** BEGIN Data lines **
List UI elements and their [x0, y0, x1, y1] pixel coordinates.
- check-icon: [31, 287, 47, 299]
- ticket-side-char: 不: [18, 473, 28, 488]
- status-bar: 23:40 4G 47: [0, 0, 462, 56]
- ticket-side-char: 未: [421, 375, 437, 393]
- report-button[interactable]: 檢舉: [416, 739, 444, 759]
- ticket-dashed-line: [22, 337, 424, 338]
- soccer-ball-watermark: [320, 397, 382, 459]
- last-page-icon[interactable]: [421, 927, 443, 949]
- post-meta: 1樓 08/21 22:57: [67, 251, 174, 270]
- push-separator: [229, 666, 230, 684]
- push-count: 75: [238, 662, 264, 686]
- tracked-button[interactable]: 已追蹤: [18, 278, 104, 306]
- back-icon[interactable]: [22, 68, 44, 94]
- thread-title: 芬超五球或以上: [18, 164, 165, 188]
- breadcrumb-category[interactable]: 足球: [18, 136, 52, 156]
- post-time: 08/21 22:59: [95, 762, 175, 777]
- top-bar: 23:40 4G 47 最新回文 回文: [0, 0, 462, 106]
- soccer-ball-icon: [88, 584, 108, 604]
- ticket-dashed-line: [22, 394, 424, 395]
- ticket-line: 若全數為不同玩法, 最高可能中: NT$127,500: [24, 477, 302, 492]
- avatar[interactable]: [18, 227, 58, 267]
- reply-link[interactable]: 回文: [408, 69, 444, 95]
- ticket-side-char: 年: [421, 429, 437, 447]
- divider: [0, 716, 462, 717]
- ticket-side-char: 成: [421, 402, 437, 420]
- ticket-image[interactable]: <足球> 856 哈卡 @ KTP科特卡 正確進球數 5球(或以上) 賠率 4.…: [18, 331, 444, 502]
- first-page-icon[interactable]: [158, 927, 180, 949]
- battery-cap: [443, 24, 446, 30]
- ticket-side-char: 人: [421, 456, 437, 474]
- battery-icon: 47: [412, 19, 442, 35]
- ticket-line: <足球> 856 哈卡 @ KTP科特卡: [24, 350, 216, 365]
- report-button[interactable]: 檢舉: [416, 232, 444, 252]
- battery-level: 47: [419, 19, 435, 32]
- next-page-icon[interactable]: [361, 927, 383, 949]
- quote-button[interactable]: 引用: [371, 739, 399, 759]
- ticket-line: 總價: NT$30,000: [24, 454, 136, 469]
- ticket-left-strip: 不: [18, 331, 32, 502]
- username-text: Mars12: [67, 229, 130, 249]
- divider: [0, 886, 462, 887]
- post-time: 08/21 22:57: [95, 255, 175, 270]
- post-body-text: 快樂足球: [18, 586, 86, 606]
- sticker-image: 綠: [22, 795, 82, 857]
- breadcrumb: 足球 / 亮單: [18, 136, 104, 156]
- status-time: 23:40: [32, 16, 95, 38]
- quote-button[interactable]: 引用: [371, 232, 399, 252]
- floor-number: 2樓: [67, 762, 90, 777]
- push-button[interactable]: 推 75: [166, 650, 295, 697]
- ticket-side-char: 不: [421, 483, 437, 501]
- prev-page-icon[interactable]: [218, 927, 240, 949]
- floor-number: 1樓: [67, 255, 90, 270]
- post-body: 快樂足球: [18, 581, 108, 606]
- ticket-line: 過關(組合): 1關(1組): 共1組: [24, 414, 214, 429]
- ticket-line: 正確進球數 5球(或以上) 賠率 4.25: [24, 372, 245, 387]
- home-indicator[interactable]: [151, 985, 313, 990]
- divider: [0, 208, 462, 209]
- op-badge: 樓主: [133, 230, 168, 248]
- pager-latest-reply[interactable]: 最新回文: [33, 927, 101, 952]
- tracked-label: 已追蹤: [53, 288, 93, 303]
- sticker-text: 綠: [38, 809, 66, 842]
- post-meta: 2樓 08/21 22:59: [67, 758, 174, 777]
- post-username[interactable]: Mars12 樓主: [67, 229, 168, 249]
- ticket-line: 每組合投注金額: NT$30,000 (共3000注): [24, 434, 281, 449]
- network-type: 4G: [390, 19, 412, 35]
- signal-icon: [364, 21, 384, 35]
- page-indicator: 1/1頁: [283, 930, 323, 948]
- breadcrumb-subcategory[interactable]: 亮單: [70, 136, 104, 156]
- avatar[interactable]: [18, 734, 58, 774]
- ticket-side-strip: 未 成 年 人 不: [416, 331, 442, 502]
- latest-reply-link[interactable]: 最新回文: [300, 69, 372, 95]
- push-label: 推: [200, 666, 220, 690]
** END Data lines **
* Instructions for the task
Render every line of the records above as a Markdown table with the columns No. and Line, numbering the rows in order and omitting blank lines.

* Solution for this problem
| No. | Line |
|---|---|
| 1 | List UI elements and their [x0, y0, x1, y1] pixel coordinates. |
| 2 | - check-icon: [31, 287, 47, 299] |
| 3 | - ticket-side-char: 不: [18, 473, 28, 488] |
| 4 | - status-bar: 23:40 4G 47: [0, 0, 462, 56] |
| 5 | - ticket-side-char: 未: [421, 375, 437, 393] |
| 6 | - report-button[interactable]: 檢舉: [416, 739, 444, 759] |
| 7 | - ticket-dashed-line: [22, 337, 424, 338] |
| 8 | - soccer-ball-watermark: [320, 397, 382, 459] |
| 9 | - last-page-icon[interactable]: [421, 927, 443, 949] |
| 10 | - post-meta: 1樓 08/21 22:57: [67, 251, 174, 270] |
| 11 | - push-separator: [229, 666, 230, 684] |
| 12 | - push-count: 75: [238, 662, 264, 686] |
| 13 | - tracked-button[interactable]: 已追蹤: [18, 278, 104, 306] |
| 14 | - back-icon[interactable]: [22, 68, 44, 94] |
| 15 | - thread-title: 芬超五球或以上: [18, 164, 165, 188] |
| 16 | - breadcrumb-category[interactable]: 足球: [18, 136, 52, 156] |
| 17 | - post-time: 08/21 22:59: [95, 762, 175, 777] |
| 18 | - top-bar: 23:40 4G 47 最新回文 回文: [0, 0, 462, 106] |
| 19 | - soccer-ball-icon: [88, 584, 108, 604] |
| 20 | - ticket-dashed-line: [22, 394, 424, 395] |
| 21 | - ticket-line: 若全數為不同玩法, 最高可能中: NT$127,500: [24, 477, 302, 492] |
| 22 | - avatar[interactable]: [18, 227, 58, 267] |
| 23 | - reply-link[interactable]: 回文: [408, 69, 444, 95] |
| 24 | - ticket-side-char: 年: [421, 429, 437, 447] |
| 25 | - divider: [0, 716, 462, 717] |
| 26 | - ticket-side-char: 成: [421, 402, 437, 420] |
| 27 | - ticket-image[interactable]: <足球> 856 哈卡 @ KTP科特卡 正確進球數 5球(或以上) 賠率 4.…: [18, 331, 444, 502] |
| 28 | - first-page-icon[interactable]: [158, 927, 180, 949] |
| 29 | - battery-cap: [443, 24, 446, 30] |
| 30 | - ticket-side-char: 人: [421, 456, 437, 474] |
| 31 | - battery-icon: 47: [412, 19, 442, 35] |
| 32 | - ticket-line: <足球> 856 哈卡 @ KTP科特卡: [24, 350, 216, 365] |
| 33 | - report-button[interactable]: 檢舉: [416, 232, 444, 252] |
| 34 | - battery-level: 47: [419, 19, 435, 32] |
| 35 | - next-page-icon[interactable]: [361, 927, 383, 949] |
| 36 | - quote-button[interactable]: 引用: [371, 739, 399, 759] |
| 37 | - ticket-line: 總價: NT$30,000: [24, 454, 136, 469] |
| 38 | - ticket-left-strip: 不: [18, 331, 32, 502] |
| 39 | - username-text: Mars12: [67, 229, 130, 249] |
| 40 | - divider: [0, 886, 462, 887] |
| 41 | - post-time: 08/21 22:57: [95, 255, 175, 270] |
| 42 | - post-body-text: 快樂足球: [18, 586, 86, 606] |
| 43 | - sticker-image: 綠: [22, 795, 82, 857] |
| 44 | - breadcrumb: 足球 / 亮單: [18, 136, 104, 156] |
| 45 | - status-time: 23:40: [32, 16, 95, 38] |
| 46 | - quote-button[interactable]: 引用: [371, 232, 399, 252] |
| 47 | - floor-number: 2樓: [67, 762, 90, 777] |
| 48 | - push-button[interactable]: 推 75: [166, 650, 295, 697] |
| 49 | - ticket-side-char: 不: [421, 483, 437, 501] |
| 50 | - prev-page-icon[interactable]: [218, 927, 240, 949] |
| 51 | - floor-number: 1樓: [67, 255, 90, 270] |
| 52 | - post-body: 快樂足球: [18, 581, 108, 606] |
| 53 | - ticket-line: 過關(組合): 1關(1組): 共1組: [24, 414, 214, 429] |
| 54 | - ticket-line: 正確進球數 5球(或以上) 賠率 4.25: [24, 372, 245, 387] |
| 55 | - home-indicator[interactable]: [151, 985, 313, 990] |
| 56 | - divider: [0, 208, 462, 209] |
| 57 | - op-badge: 樓主: [133, 230, 168, 248] |
| 58 | - pager-latest-reply[interactable]: 最新回文: [33, 927, 101, 952] |
| 59 | - tracked-label: 已追蹤: [53, 288, 93, 303] |
| 60 | - sticker-text: 綠: [38, 809, 66, 842] |
| 61 | - post-meta: 2樓 08/21 22:59: [67, 758, 174, 777] |
| 62 | - post-username[interactable]: Mars12 樓主: [67, 229, 168, 249] |
| 63 | - ticket-line: 每組合投注金額: NT$30,000 (共3000注): [24, 434, 281, 449] |
| 64 | - network-type: 4G: [390, 19, 412, 35] |
| 65 | - signal-icon: [364, 21, 384, 35] |
| 66 | - page-indicator: 1/1頁: [283, 930, 323, 948] |
| 67 | - breadcrumb-subcategory[interactable]: 亮單: [70, 136, 104, 156] |
| 68 | - avatar[interactable]: [18, 734, 58, 774] |
| 69 | - ticket-side-strip: 未 成 年 人 不: [416, 331, 442, 502] |
| 70 | - latest-reply-link[interactable]: 最新回文: [300, 69, 372, 95] |
| 71 | - push-label: 推: [200, 666, 220, 690] |